* BEGIN *

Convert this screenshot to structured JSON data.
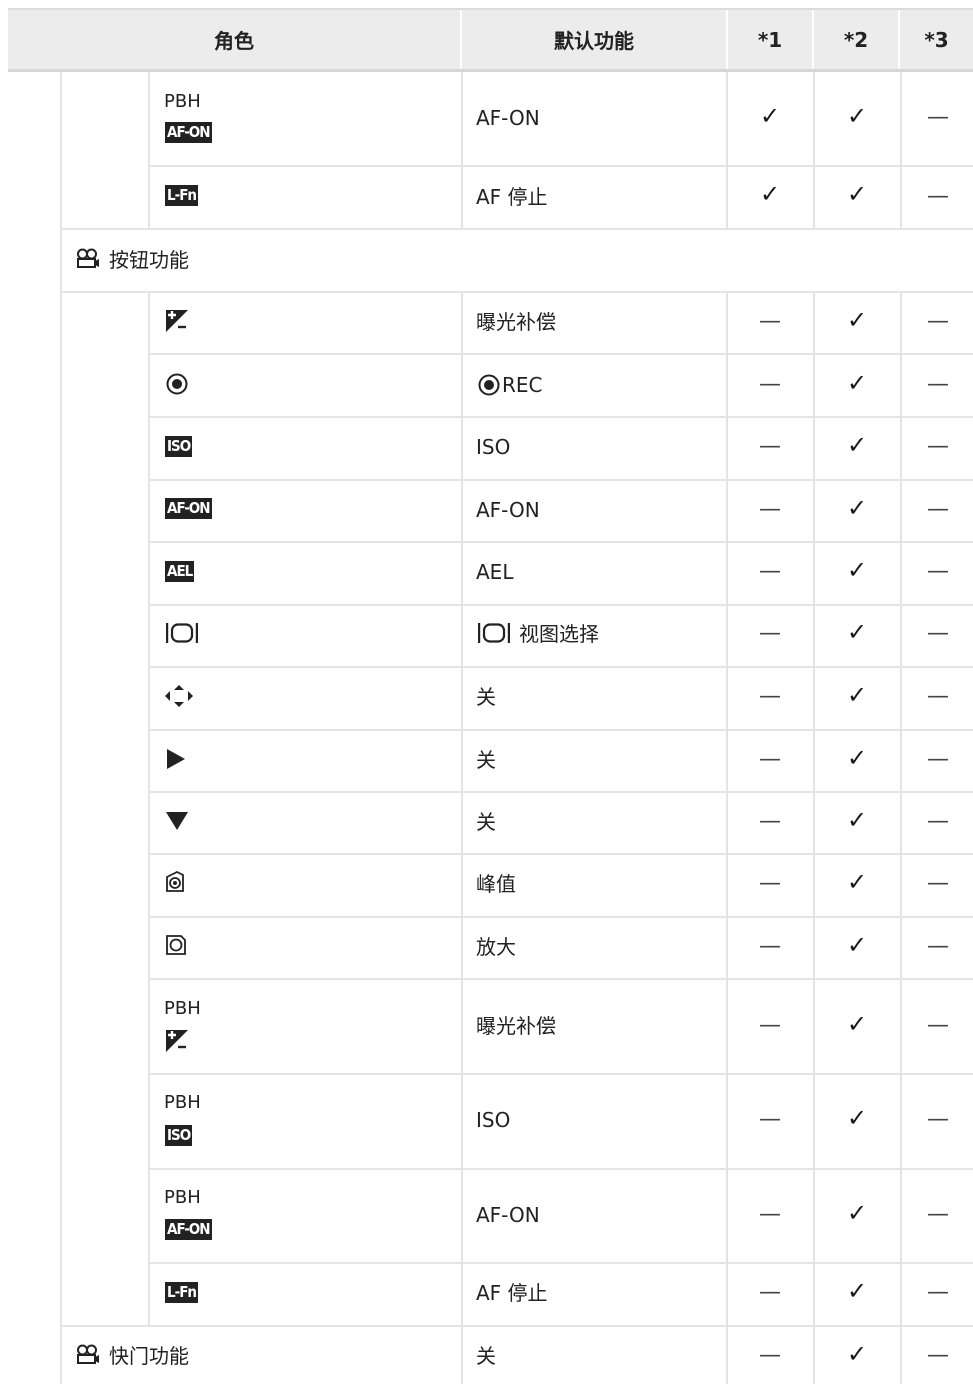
{
  "header": {
    "role": "角色",
    "default_function": "默认功能",
    "col1": "*1",
    "col2": "*2",
    "col3": "*3"
  },
  "marks": {
    "check": "✓",
    "dash": "—"
  },
  "rows": [
    {
      "label": "PBH",
      "icon": "AF-ON",
      "function": "AF-ON",
      "c1": "✓",
      "c2": "✓",
      "c3": "—"
    },
    {
      "label": "",
      "icon": "L-Fn",
      "function": "AF 停止",
      "c1": "✓",
      "c2": "✓",
      "c3": "—"
    },
    {
      "section": "按钮功能"
    },
    {
      "icon": "exposure-comp-icon",
      "function": "曝光补偿",
      "c1": "—",
      "c2": "✓",
      "c3": "—"
    },
    {
      "icon": "record-icon",
      "function": "REC",
      "c1": "—",
      "c2": "✓",
      "c3": "—"
    },
    {
      "icon": "ISO",
      "function": "ISO",
      "c1": "—",
      "c2": "✓",
      "c3": "—"
    },
    {
      "icon": "AF-ON",
      "function": "AF-ON",
      "c1": "—",
      "c2": "✓",
      "c3": "—"
    },
    {
      "icon": "AEL",
      "function": "AEL",
      "c1": "—",
      "c2": "✓",
      "c3": "—"
    },
    {
      "icon": "view-select-icon",
      "function": "视图选择",
      "c1": "—",
      "c2": "✓",
      "c3": "—"
    },
    {
      "icon": "arrow-pad-icon",
      "function": "关",
      "c1": "—",
      "c2": "✓",
      "c3": "—"
    },
    {
      "icon": "right-triangle-icon",
      "function": "关",
      "c1": "—",
      "c2": "✓",
      "c3": "—"
    },
    {
      "icon": "down-triangle-icon",
      "function": "关",
      "c1": "—",
      "c2": "✓",
      "c3": "—"
    },
    {
      "icon": "peaking-icon",
      "function": "峰值",
      "c1": "—",
      "c2": "✓",
      "c3": "—"
    },
    {
      "icon": "magnify-icon",
      "function": "放大",
      "c1": "—",
      "c2": "✓",
      "c3": "—"
    },
    {
      "label": "PBH",
      "icon": "exposure-comp-icon",
      "function": "曝光补偿",
      "c1": "—",
      "c2": "✓",
      "c3": "—"
    },
    {
      "label": "PBH",
      "icon": "ISO",
      "function": "ISO",
      "c1": "—",
      "c2": "✓",
      "c3": "—"
    },
    {
      "label": "PBH",
      "icon": "AF-ON",
      "function": "AF-ON",
      "c1": "—",
      "c2": "✓",
      "c3": "—"
    },
    {
      "label": "",
      "icon": "L-Fn",
      "function": "AF 停止",
      "c1": "—",
      "c2": "✓",
      "c3": "—"
    },
    {
      "section": "快门功能",
      "function": "关",
      "c1": "—",
      "c2": "✓",
      "c3": "—"
    }
  ],
  "texts": {
    "pbh": "PBH",
    "afon": "AF-ON",
    "lfn": "L-Fn",
    "iso": "ISO",
    "ael": "AEL",
    "af_stop": "AF 停止",
    "section_buttons": "按钮功能",
    "section_shutter": "快门功能",
    "exp_comp": "曝光补偿",
    "rec": "REC",
    "view_select": "视图选择",
    "off": "关",
    "peaking": "峰值",
    "magnify": "放大"
  }
}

* END *

## PROBLEM
Will you set down the records word for word while leaving out every picture?

## CORRECT OUTPUT
Convert this screenshot to structured JSON data.
{
  "header": {
    "role": "角色",
    "default_function": "默认功能",
    "col1": "*1",
    "col2": "*2",
    "col3": "*3"
  },
  "marks": {
    "check": "✓",
    "dash": "—"
  },
  "rows": [
    {
      "label": "PBH",
      "icon": "AF-ON",
      "function": "AF-ON",
      "c1": "✓",
      "c2": "✓",
      "c3": "—"
    },
    {
      "label": "",
      "icon": "L-Fn",
      "function": "AF 停止",
      "c1": "✓",
      "c2": "✓",
      "c3": "—"
    },
    {
      "section": "按钮功能"
    },
    {
      "icon": "exposure-comp-icon",
      "function": "曝光补偿",
      "c1": "—",
      "c2": "✓",
      "c3": "—"
    },
    {
      "icon": "record-icon",
      "function": "REC",
      "c1": "—",
      "c2": "✓",
      "c3": "—"
    },
    {
      "icon": "ISO",
      "function": "ISO",
      "c1": "—",
      "c2": "✓",
      "c3": "—"
    },
    {
      "icon": "AF-ON",
      "function": "AF-ON",
      "c1": "—",
      "c2": "✓",
      "c3": "—"
    },
    {
      "icon": "AEL",
      "function": "AEL",
      "c1": "—",
      "c2": "✓",
      "c3": "—"
    },
    {
      "icon": "view-select-icon",
      "function": "视图选择",
      "c1": "—",
      "c2": "✓",
      "c3": "—"
    },
    {
      "icon": "arrow-pad-icon",
      "function": "关",
      "c1": "—",
      "c2": "✓",
      "c3": "—"
    },
    {
      "icon": "right-triangle-icon",
      "function": "关",
      "c1": "—",
      "c2": "✓",
      "c3": "—"
    },
    {
      "icon": "down-triangle-icon",
      "function": "关",
      "c1": "—",
      "c2": "✓",
      "c3": "—"
    },
    {
      "icon": "peaking-icon",
      "function": "峰值",
      "c1": "—",
      "c2": "✓",
      "c3": "—"
    },
    {
      "icon": "magnify-icon",
      "function": "放大",
      "c1": "—",
      "c2": "✓",
      "c3": "—"
    },
    {
      "label": "PBH",
      "icon": "exposure-comp-icon",
      "function": "曝光补偿",
      "c1": "—",
      "c2": "✓",
      "c3": "—"
    },
    {
      "label": "PBH",
      "icon": "ISO",
      "function": "ISO",
      "c1": "—",
      "c2": "✓",
      "c3": "—"
    },
    {
      "label": "PBH",
      "icon": "AF-ON",
      "function": "AF-ON",
      "c1": "—",
      "c2": "✓",
      "c3": "—"
    },
    {
      "label": "",
      "icon": "L-Fn",
      "function": "AF 停止",
      "c1": "—",
      "c2": "✓",
      "c3": "—"
    },
    {
      "section": "快门功能",
      "function": "关",
      "c1": "—",
      "c2": "✓",
      "c3": "—"
    }
  ],
  "texts": {
    "pbh": "PBH",
    "afon": "AF-ON",
    "lfn": "L-Fn",
    "iso": "ISO",
    "ael": "AEL",
    "af_stop": "AF 停止",
    "section_buttons": "按钮功能",
    "section_shutter": "快门功能",
    "exp_comp": "曝光补偿",
    "rec": "REC",
    "view_select": "视图选择",
    "off": "关",
    "peaking": "峰值",
    "magnify": "放大"
  }
}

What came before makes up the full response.